■ Exercise
Word for word, copy all the data and drop the pictures.
# START OF Record excerpts
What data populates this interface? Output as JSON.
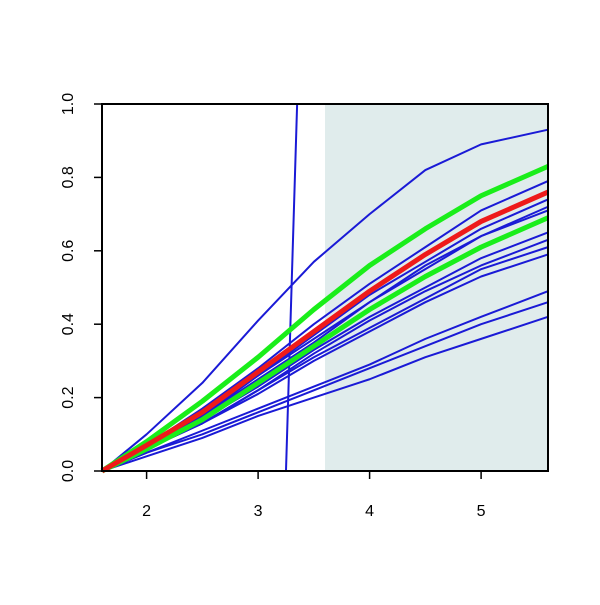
{
  "chart_data": {
    "type": "line",
    "x": [
      1.6,
      2,
      2.5,
      3,
      3.5,
      4,
      4.5,
      5,
      5.6
    ],
    "xlim": [
      1.6,
      5.6
    ],
    "ylim": [
      0,
      1
    ],
    "xticks": [
      2,
      3,
      4,
      5
    ],
    "yticks": [
      {
        "value": 0,
        "label": "0.0"
      },
      0.2,
      0.4,
      0.6,
      0.8,
      {
        "value": 1,
        "label": "1.0"
      }
    ],
    "shade": {
      "xlim": [
        3.6,
        5.6
      ],
      "color": "#e0ecec"
    },
    "series": [
      {
        "color": "#1a1ad6",
        "width": 2,
        "values": [
          0,
          0.1,
          0.24,
          0.41,
          0.57,
          0.7,
          0.82,
          0.89,
          0.93
        ]
      },
      {
        "color": "#1a1ad6",
        "width": 2,
        "values": [
          0,
          0.07,
          0.17,
          0.28,
          0.4,
          0.51,
          0.61,
          0.71,
          0.79
        ]
      },
      {
        "color": "#1a1ad6",
        "width": 2,
        "values": [
          0,
          0.07,
          0.16,
          0.26,
          0.37,
          0.48,
          0.57,
          0.66,
          0.74
        ]
      },
      {
        "color": "#1a1ad6",
        "width": 2,
        "values": [
          0,
          0.07,
          0.15,
          0.26,
          0.36,
          0.46,
          0.56,
          0.64,
          0.72
        ]
      },
      {
        "color": "#1a1ad6",
        "width": 2,
        "values": [
          0,
          0.06,
          0.15,
          0.25,
          0.35,
          0.46,
          0.55,
          0.64,
          0.71
        ]
      },
      {
        "color": "#1a1ad6",
        "width": 2,
        "values": [
          0,
          0.06,
          0.14,
          0.23,
          0.33,
          0.42,
          0.5,
          0.58,
          0.65
        ]
      },
      {
        "color": "#1a1ad6",
        "width": 2,
        "values": [
          0,
          0.06,
          0.13,
          0.22,
          0.32,
          0.41,
          0.49,
          0.56,
          0.63
        ]
      },
      {
        "color": "#1a1ad6",
        "width": 2,
        "values": [
          0,
          0.06,
          0.13,
          0.22,
          0.31,
          0.39,
          0.47,
          0.55,
          0.61
        ]
      },
      {
        "color": "#1a1ad6",
        "width": 2,
        "values": [
          0,
          0.06,
          0.13,
          0.21,
          0.3,
          0.38,
          0.46,
          0.53,
          0.59
        ]
      },
      {
        "color": "#1a1ad6",
        "width": 2,
        "values": [
          0,
          0.05,
          0.11,
          0.17,
          0.23,
          0.29,
          0.36,
          0.42,
          0.49
        ]
      },
      {
        "color": "#1a1ad6",
        "width": 2,
        "values": [
          0,
          0.05,
          0.1,
          0.16,
          0.22,
          0.28,
          0.34,
          0.4,
          0.46
        ]
      },
      {
        "color": "#1a1ad6",
        "width": 2,
        "values": [
          0,
          0.04,
          0.09,
          0.15,
          0.2,
          0.25,
          0.31,
          0.36,
          0.42
        ]
      },
      {
        "color": "#1a1ad6",
        "width": 2,
        "x": [
          1.6,
          3.25,
          3.3,
          3.35,
          5.6
        ],
        "values": [
          0,
          0,
          0.5,
          1,
          1
        ]
      },
      {
        "color": "#1aee1a",
        "width": 5,
        "values": [
          0,
          0.06,
          0.14,
          0.24,
          0.34,
          0.44,
          0.53,
          0.61,
          0.69
        ]
      },
      {
        "color": "#1aee1a",
        "width": 5,
        "values": [
          0,
          0.08,
          0.19,
          0.31,
          0.44,
          0.56,
          0.66,
          0.75,
          0.83
        ]
      },
      {
        "color": "#ee1a1a",
        "width": 5,
        "values": [
          0,
          0.07,
          0.16,
          0.27,
          0.38,
          0.49,
          0.59,
          0.68,
          0.76
        ]
      }
    ]
  }
}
# END OF Record excerpts
■ Answer to the problem
What data populates this interface? Output as JSON.
{
  "chart_data": {
    "type": "line",
    "x": [
      1.6,
      2,
      2.5,
      3,
      3.5,
      4,
      4.5,
      5,
      5.6
    ],
    "xlim": [
      1.6,
      5.6
    ],
    "ylim": [
      0,
      1
    ],
    "xticks": [
      2,
      3,
      4,
      5
    ],
    "yticks": [
      {
        "value": 0,
        "label": "0.0"
      },
      0.2,
      0.4,
      0.6,
      0.8,
      {
        "value": 1,
        "label": "1.0"
      }
    ],
    "shade": {
      "xlim": [
        3.6,
        5.6
      ],
      "color": "#e0ecec"
    },
    "series": [
      {
        "color": "#1a1ad6",
        "width": 2,
        "values": [
          0,
          0.1,
          0.24,
          0.41,
          0.57,
          0.7,
          0.82,
          0.89,
          0.93
        ]
      },
      {
        "color": "#1a1ad6",
        "width": 2,
        "values": [
          0,
          0.07,
          0.17,
          0.28,
          0.4,
          0.51,
          0.61,
          0.71,
          0.79
        ]
      },
      {
        "color": "#1a1ad6",
        "width": 2,
        "values": [
          0,
          0.07,
          0.16,
          0.26,
          0.37,
          0.48,
          0.57,
          0.66,
          0.74
        ]
      },
      {
        "color": "#1a1ad6",
        "width": 2,
        "values": [
          0,
          0.07,
          0.15,
          0.26,
          0.36,
          0.46,
          0.56,
          0.64,
          0.72
        ]
      },
      {
        "color": "#1a1ad6",
        "width": 2,
        "values": [
          0,
          0.06,
          0.15,
          0.25,
          0.35,
          0.46,
          0.55,
          0.64,
          0.71
        ]
      },
      {
        "color": "#1a1ad6",
        "width": 2,
        "values": [
          0,
          0.06,
          0.14,
          0.23,
          0.33,
          0.42,
          0.5,
          0.58,
          0.65
        ]
      },
      {
        "color": "#1a1ad6",
        "width": 2,
        "values": [
          0,
          0.06,
          0.13,
          0.22,
          0.32,
          0.41,
          0.49,
          0.56,
          0.63
        ]
      },
      {
        "color": "#1a1ad6",
        "width": 2,
        "values": [
          0,
          0.06,
          0.13,
          0.22,
          0.31,
          0.39,
          0.47,
          0.55,
          0.61
        ]
      },
      {
        "color": "#1a1ad6",
        "width": 2,
        "values": [
          0,
          0.06,
          0.13,
          0.21,
          0.3,
          0.38,
          0.46,
          0.53,
          0.59
        ]
      },
      {
        "color": "#1a1ad6",
        "width": 2,
        "values": [
          0,
          0.05,
          0.11,
          0.17,
          0.23,
          0.29,
          0.36,
          0.42,
          0.49
        ]
      },
      {
        "color": "#1a1ad6",
        "width": 2,
        "values": [
          0,
          0.05,
          0.1,
          0.16,
          0.22,
          0.28,
          0.34,
          0.4,
          0.46
        ]
      },
      {
        "color": "#1a1ad6",
        "width": 2,
        "values": [
          0,
          0.04,
          0.09,
          0.15,
          0.2,
          0.25,
          0.31,
          0.36,
          0.42
        ]
      },
      {
        "color": "#1a1ad6",
        "width": 2,
        "x": [
          1.6,
          3.25,
          3.3,
          3.35,
          5.6
        ],
        "values": [
          0,
          0,
          0.5,
          1,
          1
        ]
      },
      {
        "color": "#1aee1a",
        "width": 5,
        "values": [
          0,
          0.06,
          0.14,
          0.24,
          0.34,
          0.44,
          0.53,
          0.61,
          0.69
        ]
      },
      {
        "color": "#1aee1a",
        "width": 5,
        "values": [
          0,
          0.08,
          0.19,
          0.31,
          0.44,
          0.56,
          0.66,
          0.75,
          0.83
        ]
      },
      {
        "color": "#ee1a1a",
        "width": 5,
        "values": [
          0,
          0.07,
          0.16,
          0.27,
          0.38,
          0.49,
          0.59,
          0.68,
          0.76
        ]
      }
    ]
  }
}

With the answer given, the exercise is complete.